---------- TEXT

The program counts how many modulus operations are used in the standard method and how many are used with my 'turbo' version.

Question:

Is the count of modulus operations for the turbo version always less than or equal to the count for the standard method?

Python program

def gcd(A,B):
#           # Standard method
    a = A
    b = B
    cnt = 0
    while a:
        a,b = b%a,a
        cnt = cnt + 1
    print('Standard:', 'answer =', b, 'modulus operations:', cnt)
#           # Turbo method
    a = A
    b = B
    cnt = 0
    while True:
        t = 2*a
        if t > b:
            a = b - a
        a,b = b%a,a
        cnt = cnt + 1        
        if a == 0:
            break
    print('TurboChg:', 'answer =', b, 'modulus operations:', cnt)
    return
test_data = [ 

(32,82), 

(24,56), 

(36,60), 

(227,2011), 

(25,29), 

(25527,53667), 

(7,21), 

]
for da_pair in test_data:
    print()
    print('***', 'WORKING ON', da_pair)

    a, b = da_pair
    gcd(a,b)

OUTPUT

*** WORKING ON (32, 82)
Standard: answer = 2 modulus operations: 5
TurboChg: answer = 2 modulus operations: 4
*** WORKING ON (24, 56)
Standard: answer = 8 modulus operations: 2
TurboChg: answer = 8 modulus operations: 2
*** WORKING ON (36, 60)
Standard: answer = 12 modulus operations: 3
TurboChg: answer = 12 modulus operations: 2
*** WORKING ON (227, 2011)
Standard: answer = 1 modulus operations: 6
TurboChg: answer = 1 modulus operations: 4
*** WORKING ON (25, 29)
Standard: answer = 1 modulus operations: 3
TurboChg: answer = 1 modulus operations: 2
*** WORKING ON (25527, 53667)
Standard: answer = 201 modulus operations: 5
TurboChg: answer = 201 modulus operations: 4
*** WORKING ON (7, 21)
Standard: answer = 7 modulus operations: 1
TurboChg: answer = 7 modulus operations: 1

--------------------

▶ _PROMPT 1_: Translate into Spanish this sentence from the GCD post above: "The program counts how many modulus operations are used in the standard method and how many are used with my 'turbo' version."
▶ _PROMPT 2_: According to the output in the GCD post, how many modulus operations does the turbo version use for the pair (227, 2011)?

---------- DATA RECORDS

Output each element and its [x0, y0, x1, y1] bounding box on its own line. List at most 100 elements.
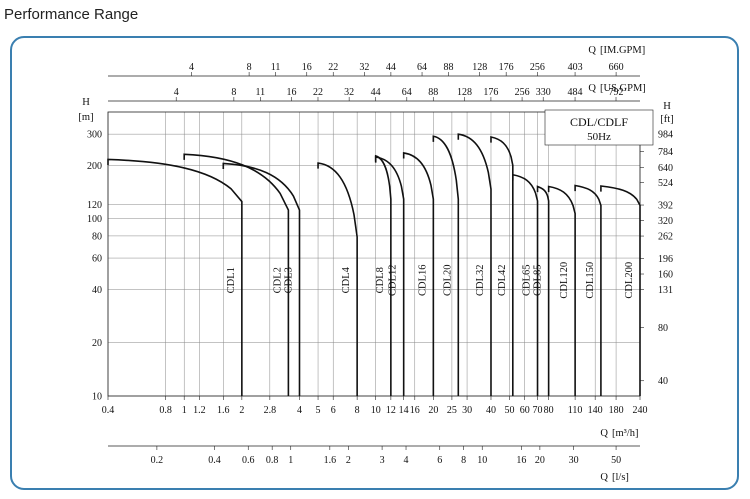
- us-gpm-tick-label: 4: [174, 87, 179, 98]
- pump-curve: CDL65: [512, 173, 539, 396]
- us-gpm-tick-label: 22: [313, 87, 323, 98]
- y-tick-label: 120: [87, 200, 102, 211]
- ls-tick-label: 1: [288, 455, 293, 466]
- pump-curve: CDL200: [600, 185, 641, 396]
- curve-path: [374, 154, 392, 396]
- curve-label: CDL200: [624, 262, 635, 299]
- pump-curve: CDL85: [533, 185, 550, 396]
- ls-axis-unit: [l/s]: [612, 472, 629, 483]
- ls-tick-label: 10: [477, 455, 487, 466]
- curve-label: CDL16: [417, 264, 428, 296]
- us-gpm-tick-label: 128: [457, 87, 472, 98]
- im-gpm-axis-label: Q: [588, 45, 596, 56]
- y-axis-label: H: [82, 97, 90, 108]
- curve-label: CDL3: [283, 267, 294, 293]
- us-gpm-tick-label: 44: [371, 87, 381, 98]
- curve-path: [490, 136, 514, 396]
- im-gpm-tick-label: 64: [417, 62, 427, 73]
- pump-curve: CDL3: [222, 162, 301, 396]
- curve-path: [222, 162, 301, 396]
- x-tick-label: 1.2: [193, 405, 206, 416]
- x-tick-label: 240: [633, 405, 648, 416]
- pump-curve: CDL4: [317, 162, 358, 396]
- pump-curve: CDL32: [457, 133, 492, 396]
- y2-tick-label: 640: [658, 163, 673, 174]
- ls-tick-label: 4: [404, 455, 409, 466]
- x-tick-label: 50: [505, 405, 515, 416]
- x-tick-label: 14: [399, 405, 409, 416]
- us-gpm-tick-label: 8: [231, 87, 236, 98]
- curve-label: CDL12: [388, 264, 399, 296]
- us-gpm-axis-label: Q: [588, 83, 596, 94]
- ls-tick-label: 0.2: [151, 455, 164, 466]
- curve-path: [536, 185, 550, 396]
- ls-tick-label: 8: [461, 455, 466, 466]
- x-tick-label: 70: [533, 405, 543, 416]
- im-gpm-tick-label: 88: [444, 62, 454, 73]
- chart-frame: [10, 36, 739, 490]
- curve-path: [457, 133, 492, 396]
- x-tick-label: 16: [410, 405, 420, 416]
- curve-label: CDL4: [341, 266, 352, 293]
- curve-path: [107, 158, 243, 396]
- y-tick-label: 200: [87, 161, 102, 172]
- chart-title: CDL/CDLF: [570, 115, 628, 129]
- us-gpm-tick-label: 330: [536, 87, 551, 98]
- pump-curves: CDL1 CDL2 CDL3 CDL4 CDL8 CDL12 CDL16 CDL20 CDL32…: [107, 133, 641, 396]
- x-tick-label: 180: [609, 405, 624, 416]
- x-tick-label: 8: [355, 405, 360, 416]
- y2-tick-label: 131: [658, 285, 673, 296]
- x-tick-label: 6: [331, 405, 336, 416]
- ls-tick-label: 20: [535, 455, 545, 466]
- x-tick-label: 20: [428, 405, 438, 416]
- us-gpm-tick-label: 32: [344, 87, 354, 98]
- curve-path: [547, 185, 576, 396]
- y-tick-label: 10: [92, 392, 102, 403]
- us-gpm-tick-label: 176: [483, 87, 498, 98]
- x-tick-label: 60: [520, 405, 530, 416]
- x-tick-label: 25: [447, 405, 457, 416]
- x-tick-label: 0.4: [102, 405, 115, 416]
- x-tick-label: 4: [297, 405, 302, 416]
- im-gpm-tick-label: 32: [359, 62, 369, 73]
- im-gpm-tick-label: 128: [472, 62, 487, 73]
- ls-tick-label: 50: [611, 455, 621, 466]
- us-gpm-tick-label: 792: [609, 87, 624, 98]
- pump-curve: CDL20: [432, 135, 460, 396]
- us-gpm-tick-label: 16: [287, 87, 297, 98]
- x-tick-label: 1.6: [217, 405, 230, 416]
- page-title: Performance Range: [4, 6, 139, 23]
- y2-tick-label: 784: [658, 147, 673, 158]
- y2-tick-label: 80: [658, 323, 668, 334]
- ls-tick-label: 16: [516, 455, 526, 466]
- title-box: [544, 109, 654, 146]
- im-gpm-tick-label: 16: [302, 62, 312, 73]
- curve-label: CDL85: [533, 264, 544, 296]
- im-gpm-tick-label: 256: [530, 62, 545, 73]
- x-tick-label: 5: [316, 405, 321, 416]
- y2-tick-label: 262: [658, 232, 673, 243]
- curve-path: [512, 173, 539, 396]
- x-axis-label: Q: [600, 428, 608, 439]
- x-tick-label: 80: [544, 405, 554, 416]
- ls-tick-label: 3: [380, 455, 385, 466]
- curve-label: CDL20: [442, 264, 453, 296]
- curve-path: [374, 156, 405, 396]
- ls-tick-label: 0.6: [242, 455, 255, 466]
- x-tick-label: 2: [239, 405, 244, 416]
- y-tick-label: 40: [92, 285, 102, 296]
- x-tick-label: 10: [371, 405, 381, 416]
- x-tick-label: 140: [588, 405, 603, 416]
- im-gpm-tick-label: 660: [609, 62, 624, 73]
- ls-tick-label: 30: [569, 455, 579, 466]
- y-tick-label: 20: [92, 338, 102, 349]
- ls-tick-label: 6: [437, 455, 442, 466]
- pump-curve: CDL8: [374, 154, 392, 396]
- im-gpm-axis-unit: [IM.GPM]: [600, 45, 645, 56]
- us-gpm-tick-label: 11: [256, 87, 266, 98]
- curve-label: CDL150: [585, 262, 596, 299]
- ls-axis-label: Q: [600, 472, 608, 483]
- y2-tick-label: 524: [658, 178, 673, 189]
- curve-label: CDL2: [272, 267, 283, 293]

--------------------

▶ _OUTPUT 1_: El programa cuenta cuántas operaciones de módulo se usan en el método estándar y cuántas se usan con mi versión "turbo".

▶ _OUTPUT 2_: 4